Stated goal:
Output the lines that follow exactly as they are.

Listing:
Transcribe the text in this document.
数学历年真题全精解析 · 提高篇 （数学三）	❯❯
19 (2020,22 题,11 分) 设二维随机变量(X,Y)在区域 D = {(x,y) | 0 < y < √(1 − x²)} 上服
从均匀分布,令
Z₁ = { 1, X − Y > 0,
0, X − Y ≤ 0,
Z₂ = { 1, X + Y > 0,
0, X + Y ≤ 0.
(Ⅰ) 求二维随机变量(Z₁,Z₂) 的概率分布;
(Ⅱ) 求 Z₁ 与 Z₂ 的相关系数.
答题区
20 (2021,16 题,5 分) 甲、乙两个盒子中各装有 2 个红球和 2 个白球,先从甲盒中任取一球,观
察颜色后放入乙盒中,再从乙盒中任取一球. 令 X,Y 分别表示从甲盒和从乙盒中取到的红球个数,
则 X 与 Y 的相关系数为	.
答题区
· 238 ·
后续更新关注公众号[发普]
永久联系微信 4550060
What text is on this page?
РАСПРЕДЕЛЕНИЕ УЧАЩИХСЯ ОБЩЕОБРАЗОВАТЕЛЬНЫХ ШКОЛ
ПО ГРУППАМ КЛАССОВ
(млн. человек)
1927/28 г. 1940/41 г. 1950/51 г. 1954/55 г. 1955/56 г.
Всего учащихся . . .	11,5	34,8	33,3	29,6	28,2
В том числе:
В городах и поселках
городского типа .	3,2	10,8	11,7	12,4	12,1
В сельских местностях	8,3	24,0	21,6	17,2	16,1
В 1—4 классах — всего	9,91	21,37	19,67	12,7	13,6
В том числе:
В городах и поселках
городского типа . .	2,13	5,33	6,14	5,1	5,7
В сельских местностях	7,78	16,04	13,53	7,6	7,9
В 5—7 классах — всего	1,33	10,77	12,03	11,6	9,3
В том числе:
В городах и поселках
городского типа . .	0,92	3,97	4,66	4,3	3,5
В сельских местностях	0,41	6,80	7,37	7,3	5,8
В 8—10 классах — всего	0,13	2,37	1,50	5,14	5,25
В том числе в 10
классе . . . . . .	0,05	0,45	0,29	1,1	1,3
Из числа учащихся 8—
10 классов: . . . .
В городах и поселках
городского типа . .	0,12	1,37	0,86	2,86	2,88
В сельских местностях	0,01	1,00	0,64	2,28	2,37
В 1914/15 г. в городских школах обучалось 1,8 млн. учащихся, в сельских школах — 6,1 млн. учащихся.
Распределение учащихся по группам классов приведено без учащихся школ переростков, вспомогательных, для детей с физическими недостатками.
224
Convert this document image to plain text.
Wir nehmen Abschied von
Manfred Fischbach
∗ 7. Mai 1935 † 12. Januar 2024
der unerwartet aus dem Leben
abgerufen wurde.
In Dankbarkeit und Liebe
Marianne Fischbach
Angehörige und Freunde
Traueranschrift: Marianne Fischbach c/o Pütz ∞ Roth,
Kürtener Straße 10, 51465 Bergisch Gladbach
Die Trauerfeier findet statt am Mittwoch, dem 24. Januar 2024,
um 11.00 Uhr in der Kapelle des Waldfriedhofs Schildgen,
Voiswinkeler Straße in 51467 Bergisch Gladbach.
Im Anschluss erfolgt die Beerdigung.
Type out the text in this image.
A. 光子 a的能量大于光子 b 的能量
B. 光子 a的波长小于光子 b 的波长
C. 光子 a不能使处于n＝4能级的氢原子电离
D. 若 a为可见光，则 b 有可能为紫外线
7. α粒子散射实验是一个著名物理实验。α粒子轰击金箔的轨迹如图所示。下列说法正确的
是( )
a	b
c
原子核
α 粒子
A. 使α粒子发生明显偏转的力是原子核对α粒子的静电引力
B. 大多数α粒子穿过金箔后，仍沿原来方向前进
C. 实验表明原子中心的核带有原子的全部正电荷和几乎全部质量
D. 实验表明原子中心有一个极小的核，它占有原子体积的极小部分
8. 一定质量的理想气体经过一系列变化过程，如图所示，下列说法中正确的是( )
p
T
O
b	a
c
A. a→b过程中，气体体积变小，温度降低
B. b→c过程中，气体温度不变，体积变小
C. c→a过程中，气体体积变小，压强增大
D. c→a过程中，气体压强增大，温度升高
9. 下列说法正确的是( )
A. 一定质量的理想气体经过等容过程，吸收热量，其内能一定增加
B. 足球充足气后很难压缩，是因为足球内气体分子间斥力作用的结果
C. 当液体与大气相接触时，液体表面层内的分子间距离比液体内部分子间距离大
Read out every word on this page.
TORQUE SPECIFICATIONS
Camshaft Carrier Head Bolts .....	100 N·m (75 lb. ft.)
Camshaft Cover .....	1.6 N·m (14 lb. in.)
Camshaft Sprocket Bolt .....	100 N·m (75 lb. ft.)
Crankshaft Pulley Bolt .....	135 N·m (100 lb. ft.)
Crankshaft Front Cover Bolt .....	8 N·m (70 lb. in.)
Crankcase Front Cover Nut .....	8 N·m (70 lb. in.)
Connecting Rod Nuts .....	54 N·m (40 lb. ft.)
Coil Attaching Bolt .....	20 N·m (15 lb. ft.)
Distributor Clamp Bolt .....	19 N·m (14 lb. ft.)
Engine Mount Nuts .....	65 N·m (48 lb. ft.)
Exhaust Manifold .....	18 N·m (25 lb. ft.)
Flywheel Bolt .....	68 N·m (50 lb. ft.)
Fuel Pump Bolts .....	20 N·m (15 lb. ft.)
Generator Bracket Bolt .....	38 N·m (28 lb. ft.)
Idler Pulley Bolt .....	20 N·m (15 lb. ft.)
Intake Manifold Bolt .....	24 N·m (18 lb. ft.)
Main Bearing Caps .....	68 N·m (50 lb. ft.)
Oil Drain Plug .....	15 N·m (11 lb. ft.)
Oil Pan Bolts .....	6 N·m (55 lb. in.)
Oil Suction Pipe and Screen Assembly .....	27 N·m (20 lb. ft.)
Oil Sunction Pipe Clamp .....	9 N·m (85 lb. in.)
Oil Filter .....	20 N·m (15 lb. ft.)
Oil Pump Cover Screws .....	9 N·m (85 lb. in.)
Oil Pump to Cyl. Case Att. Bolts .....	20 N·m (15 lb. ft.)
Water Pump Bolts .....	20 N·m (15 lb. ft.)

Answer for this exercise:
Transcribe the text in this document.
数学历年真题全精解析 · 提高篇 （数学三）	❯❯
19 (2020,22 题,11 分) 设二维随机变量(X,Y)在区域 D = {(x,y) | 0 < y < √(1 − x²)} 上服
从均匀分布,令
Z₁ = { 1, X − Y > 0,
0, X − Y ≤ 0,
Z₂ = { 1, X + Y > 0,
0, X + Y ≤ 0.
(Ⅰ) 求二维随机变量(Z₁,Z₂) 的概率分布;
(Ⅱ) 求 Z₁ 与 Z₂ 的相关系数.
答题区
20 (2021,16 题,5 分) 甲、乙两个盒子中各装有 2 个红球和 2 个白球,先从甲盒中任取一球,观
察颜色后放入乙盒中,再从乙盒中任取一球. 令 X,Y 分别表示从甲盒和从乙盒中取到的红球个数,
则 X 与 Y 的相关系数为	.
答题区
· 238 ·
后续更新关注公众号[发普]
永久联系微信 4550060
What text is on this page?
РАСПРЕДЕЛЕНИЕ УЧАЩИХСЯ ОБЩЕОБРАЗОВАТЕЛЬНЫХ ШКОЛ
ПО ГРУППАМ КЛАССОВ
(млн. человек)
1927/28 г. 1940/41 г. 1950/51 г. 1954/55 г. 1955/56 г.
Всего учащихся . . .	11,5	34,8	33,3	29,6	28,2
В том числе:
В городах и поселках
городского типа .	3,2	10,8	11,7	12,4	12,1
В сельских местностях	8,3	24,0	21,6	17,2	16,1
В 1—4 классах — всего	9,91	21,37	19,67	12,7	13,6
В том числе:
В городах и поселках
городского типа . .	2,13	5,33	6,14	5,1	5,7
В сельских местностях	7,78	16,04	13,53	7,6	7,9
В 5—7 классах — всего	1,33	10,77	12,03	11,6	9,3
В том числе:
В городах и поселках
городского типа . .	0,92	3,97	4,66	4,3	3,5
В сельских местностях	0,41	6,80	7,37	7,3	5,8
В 8—10 классах — всего	0,13	2,37	1,50	5,14	5,25
В том числе в 10
классе . . . . . .	0,05	0,45	0,29	1,1	1,3
Из числа учащихся 8—
10 классов: . . . .
В городах и поселках
городского типа . .	0,12	1,37	0,86	2,86	2,88
В сельских местностях	0,01	1,00	0,64	2,28	2,37
В 1914/15 г. в городских школах обучалось 1,8 млн. учащихся, в сельских школах — 6,1 млн. учащихся.
Распределение учащихся по группам классов приведено без учащихся школ переростков, вспомогательных, для детей с физическими недостатками.
224
Convert this document image to plain text.
Wir nehmen Abschied von
Manfred Fischbach
∗ 7. Mai 1935 † 12. Januar 2024
der unerwartet aus dem Leben
abgerufen wurde.
In Dankbarkeit und Liebe
Marianne Fischbach
Angehörige und Freunde
Traueranschrift: Marianne Fischbach c/o Pütz ∞ Roth,
Kürtener Straße 10, 51465 Bergisch Gladbach
Die Trauerfeier findet statt am Mittwoch, dem 24. Januar 2024,
um 11.00 Uhr in der Kapelle des Waldfriedhofs Schildgen,
Voiswinkeler Straße in 51467 Bergisch Gladbach.
Im Anschluss erfolgt die Beerdigung.
Type out the text in this image.
A. 光子 a的能量大于光子 b 的能量
B. 光子 a的波长小于光子 b 的波长
C. 光子 a不能使处于n＝4能级的氢原子电离
D. 若 a为可见光，则 b 有可能为紫外线
7. α粒子散射实验是一个著名物理实验。α粒子轰击金箔的轨迹如图所示。下列说法正确的
是( )
a	b
c
原子核
α 粒子
A. 使α粒子发生明显偏转的力是原子核对α粒子的静电引力
B. 大多数α粒子穿过金箔后，仍沿原来方向前进
C. 实验表明原子中心的核带有原子的全部正电荷和几乎全部质量
D. 实验表明原子中心有一个极小的核，它占有原子体积的极小部分
8. 一定质量的理想气体经过一系列变化过程，如图所示，下列说法中正确的是( )
p
T
O
b	a
c
A. a→b过程中，气体体积变小，温度降低
B. b→c过程中，气体温度不变，体积变小
C. c→a过程中，气体体积变小，压强增大
D. c→a过程中，气体压强增大，温度升高
9. 下列说法正确的是( )
A. 一定质量的理想气体经过等容过程，吸收热量，其内能一定增加
B. 足球充足气后很难压缩，是因为足球内气体分子间斥力作用的结果
C. 当液体与大气相接触时，液体表面层内的分子间距离比液体内部分子间距离大
Read out every word on this page.
TORQUE SPECIFICATIONS
Camshaft Carrier Head Bolts .....	100 N·m (75 lb. ft.)
Camshaft Cover .....	1.6 N·m (14 lb. in.)
Camshaft Sprocket Bolt .....	100 N·m (75 lb. ft.)
Crankshaft Pulley Bolt .....	135 N·m (100 lb. ft.)
Crankshaft Front Cover Bolt .....	8 N·m (70 lb. in.)
Crankcase Front Cover Nut .....	8 N·m (70 lb. in.)
Connecting Rod Nuts .....	54 N·m (40 lb. ft.)
Coil Attaching Bolt .....	20 N·m (15 lb. ft.)
Distributor Clamp Bolt .....	19 N·m (14 lb. ft.)
Engine Mount Nuts .....	65 N·m (48 lb. ft.)
Exhaust Manifold .....	18 N·m (25 lb. ft.)
Flywheel Bolt .....	68 N·m (50 lb. ft.)
Fuel Pump Bolts .....	20 N·m (15 lb. ft.)
Generator Bracket Bolt .....	38 N·m (28 lb. ft.)
Idler Pulley Bolt .....	20 N·m (15 lb. ft.)
Intake Manifold Bolt .....	24 N·m (18 lb. ft.)
Main Bearing Caps .....	68 N·m (50 lb. ft.)
Oil Drain Plug .....	15 N·m (11 lb. ft.)
Oil Pan Bolts .....	6 N·m (55 lb. in.)
Oil Suction Pipe and Screen Assembly .....	27 N·m (20 lb. ft.)
Oil Sunction Pipe Clamp .....	9 N·m (85 lb. in.)
Oil Filter .....	20 N·m (15 lb. ft.)
Oil Pump Cover Screws .....	9 N·m (85 lb. in.)
Oil Pump to Cyl. Case Att. Bolts .....	20 N·m (15 lb. ft.)
Water Pump Bolts .....	20 N·m (15 lb. ft.)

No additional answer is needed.